### Records from a dataset

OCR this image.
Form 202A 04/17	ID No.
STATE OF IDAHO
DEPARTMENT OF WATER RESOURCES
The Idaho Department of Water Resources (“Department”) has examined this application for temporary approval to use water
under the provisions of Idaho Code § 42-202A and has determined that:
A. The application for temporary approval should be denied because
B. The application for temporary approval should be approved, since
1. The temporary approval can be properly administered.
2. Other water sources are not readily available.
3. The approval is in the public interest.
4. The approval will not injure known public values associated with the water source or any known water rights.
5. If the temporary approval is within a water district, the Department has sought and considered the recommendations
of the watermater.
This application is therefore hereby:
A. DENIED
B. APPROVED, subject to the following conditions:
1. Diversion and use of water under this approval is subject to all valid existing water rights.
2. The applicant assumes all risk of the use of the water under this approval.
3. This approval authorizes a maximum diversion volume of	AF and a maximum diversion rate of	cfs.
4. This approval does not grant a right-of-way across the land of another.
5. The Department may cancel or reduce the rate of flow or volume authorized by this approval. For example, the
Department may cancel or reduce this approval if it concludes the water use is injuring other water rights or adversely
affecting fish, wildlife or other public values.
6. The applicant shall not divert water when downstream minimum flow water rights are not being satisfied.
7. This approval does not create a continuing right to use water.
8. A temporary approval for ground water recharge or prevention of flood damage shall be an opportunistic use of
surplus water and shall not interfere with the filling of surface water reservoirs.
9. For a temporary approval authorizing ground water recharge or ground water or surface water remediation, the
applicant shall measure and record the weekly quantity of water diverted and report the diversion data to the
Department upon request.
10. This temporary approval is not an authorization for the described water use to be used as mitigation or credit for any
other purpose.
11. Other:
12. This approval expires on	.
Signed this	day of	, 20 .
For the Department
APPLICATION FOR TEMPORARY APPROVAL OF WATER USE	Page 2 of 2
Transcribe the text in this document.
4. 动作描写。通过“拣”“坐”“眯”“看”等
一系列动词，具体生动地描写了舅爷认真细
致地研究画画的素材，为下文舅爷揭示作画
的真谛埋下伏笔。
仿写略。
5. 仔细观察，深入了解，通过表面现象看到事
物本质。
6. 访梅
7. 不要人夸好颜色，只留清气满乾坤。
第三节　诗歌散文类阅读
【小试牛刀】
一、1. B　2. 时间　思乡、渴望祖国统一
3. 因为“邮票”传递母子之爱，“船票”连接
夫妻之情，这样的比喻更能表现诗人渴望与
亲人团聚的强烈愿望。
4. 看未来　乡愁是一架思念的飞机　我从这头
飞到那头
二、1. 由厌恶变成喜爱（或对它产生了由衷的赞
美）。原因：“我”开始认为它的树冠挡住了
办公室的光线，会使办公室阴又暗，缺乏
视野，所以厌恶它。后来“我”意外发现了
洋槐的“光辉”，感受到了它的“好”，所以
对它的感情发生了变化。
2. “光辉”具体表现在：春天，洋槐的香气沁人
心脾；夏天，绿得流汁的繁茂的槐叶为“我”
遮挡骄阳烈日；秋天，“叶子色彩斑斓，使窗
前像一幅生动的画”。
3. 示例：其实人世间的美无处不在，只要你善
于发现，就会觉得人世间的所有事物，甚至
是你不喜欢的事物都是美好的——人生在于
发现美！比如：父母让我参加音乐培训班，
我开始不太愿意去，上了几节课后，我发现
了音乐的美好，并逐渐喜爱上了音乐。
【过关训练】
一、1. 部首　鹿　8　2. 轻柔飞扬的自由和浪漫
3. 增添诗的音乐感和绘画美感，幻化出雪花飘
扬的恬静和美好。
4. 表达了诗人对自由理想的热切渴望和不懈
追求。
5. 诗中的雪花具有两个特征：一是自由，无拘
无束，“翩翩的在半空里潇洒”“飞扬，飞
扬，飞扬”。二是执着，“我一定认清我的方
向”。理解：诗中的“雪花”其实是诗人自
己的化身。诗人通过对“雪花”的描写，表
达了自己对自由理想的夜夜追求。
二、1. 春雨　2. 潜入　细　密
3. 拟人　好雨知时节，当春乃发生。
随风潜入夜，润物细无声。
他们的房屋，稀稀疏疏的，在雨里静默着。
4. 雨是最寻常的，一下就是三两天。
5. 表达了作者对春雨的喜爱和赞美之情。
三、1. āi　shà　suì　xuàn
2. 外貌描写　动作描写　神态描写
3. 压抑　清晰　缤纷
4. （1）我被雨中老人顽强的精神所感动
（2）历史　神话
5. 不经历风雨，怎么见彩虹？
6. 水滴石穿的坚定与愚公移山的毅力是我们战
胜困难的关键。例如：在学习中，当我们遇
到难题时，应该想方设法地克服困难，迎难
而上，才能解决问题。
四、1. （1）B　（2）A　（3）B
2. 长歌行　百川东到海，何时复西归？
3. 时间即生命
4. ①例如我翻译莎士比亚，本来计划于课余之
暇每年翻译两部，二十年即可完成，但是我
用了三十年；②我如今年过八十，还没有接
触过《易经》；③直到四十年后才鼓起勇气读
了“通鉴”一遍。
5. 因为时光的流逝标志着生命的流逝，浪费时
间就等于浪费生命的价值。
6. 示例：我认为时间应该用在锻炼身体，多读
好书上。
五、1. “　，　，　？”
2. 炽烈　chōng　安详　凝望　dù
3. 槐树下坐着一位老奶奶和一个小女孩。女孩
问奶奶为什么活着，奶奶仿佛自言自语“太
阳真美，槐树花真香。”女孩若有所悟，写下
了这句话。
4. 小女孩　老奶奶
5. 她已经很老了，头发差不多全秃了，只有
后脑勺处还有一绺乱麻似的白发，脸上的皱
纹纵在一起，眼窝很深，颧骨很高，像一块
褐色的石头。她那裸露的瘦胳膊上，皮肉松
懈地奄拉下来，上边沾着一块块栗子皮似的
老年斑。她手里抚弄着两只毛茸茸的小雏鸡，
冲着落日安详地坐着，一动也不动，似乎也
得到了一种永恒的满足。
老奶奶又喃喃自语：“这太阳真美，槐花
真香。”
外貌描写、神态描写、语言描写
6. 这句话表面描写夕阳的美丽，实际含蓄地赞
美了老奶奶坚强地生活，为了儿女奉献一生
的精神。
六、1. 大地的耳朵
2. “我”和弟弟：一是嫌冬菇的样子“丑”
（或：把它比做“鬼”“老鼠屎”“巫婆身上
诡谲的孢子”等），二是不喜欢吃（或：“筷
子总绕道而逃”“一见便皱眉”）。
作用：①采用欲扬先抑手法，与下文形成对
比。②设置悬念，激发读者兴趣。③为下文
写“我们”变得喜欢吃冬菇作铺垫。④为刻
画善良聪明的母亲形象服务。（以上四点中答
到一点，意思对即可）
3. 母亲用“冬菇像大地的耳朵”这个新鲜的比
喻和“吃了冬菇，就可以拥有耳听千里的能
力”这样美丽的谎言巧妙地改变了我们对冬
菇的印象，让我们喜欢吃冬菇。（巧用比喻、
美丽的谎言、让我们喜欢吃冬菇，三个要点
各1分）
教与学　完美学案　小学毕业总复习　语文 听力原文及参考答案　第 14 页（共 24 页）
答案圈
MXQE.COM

### Given problem
Write out the entries in full, exactly as given.

### Exercise response
OCR this image.
Form 202A 04/17	ID No.
STATE OF IDAHO
DEPARTMENT OF WATER RESOURCES
The Idaho Department of Water Resources (“Department”) has examined this application for temporary approval to use water
under the provisions of Idaho Code § 42-202A and has determined that:
A. The application for temporary approval should be denied because
B. The application for temporary approval should be approved, since
1. The temporary approval can be properly administered.
2. Other water sources are not readily available.
3. The approval is in the public interest.
4. The approval will not injure known public values associated with the water source or any known water rights.
5. If the temporary approval is within a water district, the Department has sought and considered the recommendations
of the watermater.
This application is therefore hereby:
A. DENIED
B. APPROVED, subject to the following conditions:
1. Diversion and use of water under this approval is subject to all valid existing water rights.
2. The applicant assumes all risk of the use of the water under this approval.
3. This approval authorizes a maximum diversion volume of	AF and a maximum diversion rate of	cfs.
4. This approval does not grant a right-of-way across the land of another.
5. The Department may cancel or reduce the rate of flow or volume authorized by this approval. For example, the
Department may cancel or reduce this approval if it concludes the water use is injuring other water rights or adversely
affecting fish, wildlife or other public values.
6. The applicant shall not divert water when downstream minimum flow water rights are not being satisfied.
7. This approval does not create a continuing right to use water.
8. A temporary approval for ground water recharge or prevention of flood damage shall be an opportunistic use of
surplus water and shall not interfere with the filling of surface water reservoirs.
9. For a temporary approval authorizing ground water recharge or ground water or surface water remediation, the
applicant shall measure and record the weekly quantity of water diverted and report the diversion data to the
Department upon request.
10. This temporary approval is not an authorization for the described water use to be used as mitigation or credit for any
other purpose.
11. Other:
12. This approval expires on	.
Signed this	day of	, 20 .
For the Department
APPLICATION FOR TEMPORARY APPROVAL OF WATER USE	Page 2 of 2
Transcribe the text in this document.
4. 动作描写。通过“拣”“坐”“眯”“看”等
一系列动词，具体生动地描写了舅爷认真细
致地研究画画的素材，为下文舅爷揭示作画
的真谛埋下伏笔。
仿写略。
5. 仔细观察，深入了解，通过表面现象看到事
物本质。
6. 访梅
7. 不要人夸好颜色，只留清气满乾坤。
第三节　诗歌散文类阅读
【小试牛刀】
一、1. B　2. 时间　思乡、渴望祖国统一
3. 因为“邮票”传递母子之爱，“船票”连接
夫妻之情，这样的比喻更能表现诗人渴望与
亲人团聚的强烈愿望。
4. 看未来　乡愁是一架思念的飞机　我从这头
飞到那头
二、1. 由厌恶变成喜爱（或对它产生了由衷的赞
美）。原因：“我”开始认为它的树冠挡住了
办公室的光线，会使办公室阴又暗，缺乏
视野，所以厌恶它。后来“我”意外发现了
洋槐的“光辉”，感受到了它的“好”，所以
对它的感情发生了变化。
2. “光辉”具体表现在：春天，洋槐的香气沁人
心脾；夏天，绿得流汁的繁茂的槐叶为“我”
遮挡骄阳烈日；秋天，“叶子色彩斑斓，使窗
前像一幅生动的画”。
3. 示例：其实人世间的美无处不在，只要你善
于发现，就会觉得人世间的所有事物，甚至
是你不喜欢的事物都是美好的——人生在于
发现美！比如：父母让我参加音乐培训班，
我开始不太愿意去，上了几节课后，我发现
了音乐的美好，并逐渐喜爱上了音乐。
【过关训练】
一、1. 部首　鹿　8　2. 轻柔飞扬的自由和浪漫
3. 增添诗的音乐感和绘画美感，幻化出雪花飘
扬的恬静和美好。
4. 表达了诗人对自由理想的热切渴望和不懈
追求。
5. 诗中的雪花具有两个特征：一是自由，无拘
无束，“翩翩的在半空里潇洒”“飞扬，飞
扬，飞扬”。二是执着，“我一定认清我的方
向”。理解：诗中的“雪花”其实是诗人自
己的化身。诗人通过对“雪花”的描写，表
达了自己对自由理想的夜夜追求。
二、1. 春雨　2. 潜入　细　密
3. 拟人　好雨知时节，当春乃发生。
随风潜入夜，润物细无声。
他们的房屋，稀稀疏疏的，在雨里静默着。
4. 雨是最寻常的，一下就是三两天。
5. 表达了作者对春雨的喜爱和赞美之情。
三、1. āi　shà　suì　xuàn
2. 外貌描写　动作描写　神态描写
3. 压抑　清晰　缤纷
4. （1）我被雨中老人顽强的精神所感动
（2）历史　神话
5. 不经历风雨，怎么见彩虹？
6. 水滴石穿的坚定与愚公移山的毅力是我们战
胜困难的关键。例如：在学习中，当我们遇
到难题时，应该想方设法地克服困难，迎难
而上，才能解决问题。
四、1. （1）B　（2）A　（3）B
2. 长歌行　百川东到海，何时复西归？
3. 时间即生命
4. ①例如我翻译莎士比亚，本来计划于课余之
暇每年翻译两部，二十年即可完成，但是我
用了三十年；②我如今年过八十，还没有接
触过《易经》；③直到四十年后才鼓起勇气读
了“通鉴”一遍。
5. 因为时光的流逝标志着生命的流逝，浪费时
间就等于浪费生命的价值。
6. 示例：我认为时间应该用在锻炼身体，多读
好书上。
五、1. “　，　，　？”
2. 炽烈　chōng　安详　凝望　dù
3. 槐树下坐着一位老奶奶和一个小女孩。女孩
问奶奶为什么活着，奶奶仿佛自言自语“太
阳真美，槐树花真香。”女孩若有所悟，写下
了这句话。
4. 小女孩　老奶奶
5. 她已经很老了，头发差不多全秃了，只有
后脑勺处还有一绺乱麻似的白发，脸上的皱
纹纵在一起，眼窝很深，颧骨很高，像一块
褐色的石头。她那裸露的瘦胳膊上，皮肉松
懈地奄拉下来，上边沾着一块块栗子皮似的
老年斑。她手里抚弄着两只毛茸茸的小雏鸡，
冲着落日安详地坐着，一动也不动，似乎也
得到了一种永恒的满足。
老奶奶又喃喃自语：“这太阳真美，槐花
真香。”
外貌描写、神态描写、语言描写
6. 这句话表面描写夕阳的美丽，实际含蓄地赞
美了老奶奶坚强地生活，为了儿女奉献一生
的精神。
六、1. 大地的耳朵
2. “我”和弟弟：一是嫌冬菇的样子“丑”
（或：把它比做“鬼”“老鼠屎”“巫婆身上
诡谲的孢子”等），二是不喜欢吃（或：“筷
子总绕道而逃”“一见便皱眉”）。
作用：①采用欲扬先抑手法，与下文形成对
比。②设置悬念，激发读者兴趣。③为下文
写“我们”变得喜欢吃冬菇作铺垫。④为刻
画善良聪明的母亲形象服务。（以上四点中答
到一点，意思对即可）
3. 母亲用“冬菇像大地的耳朵”这个新鲜的比
喻和“吃了冬菇，就可以拥有耳听千里的能
力”这样美丽的谎言巧妙地改变了我们对冬
菇的印象，让我们喜欢吃冬菇。（巧用比喻、
美丽的谎言、让我们喜欢吃冬菇，三个要点
各1分）
教与学　完美学案　小学毕业总复习　语文 听力原文及参考答案　第 14 页（共 24 页）
答案圈
MXQE.COM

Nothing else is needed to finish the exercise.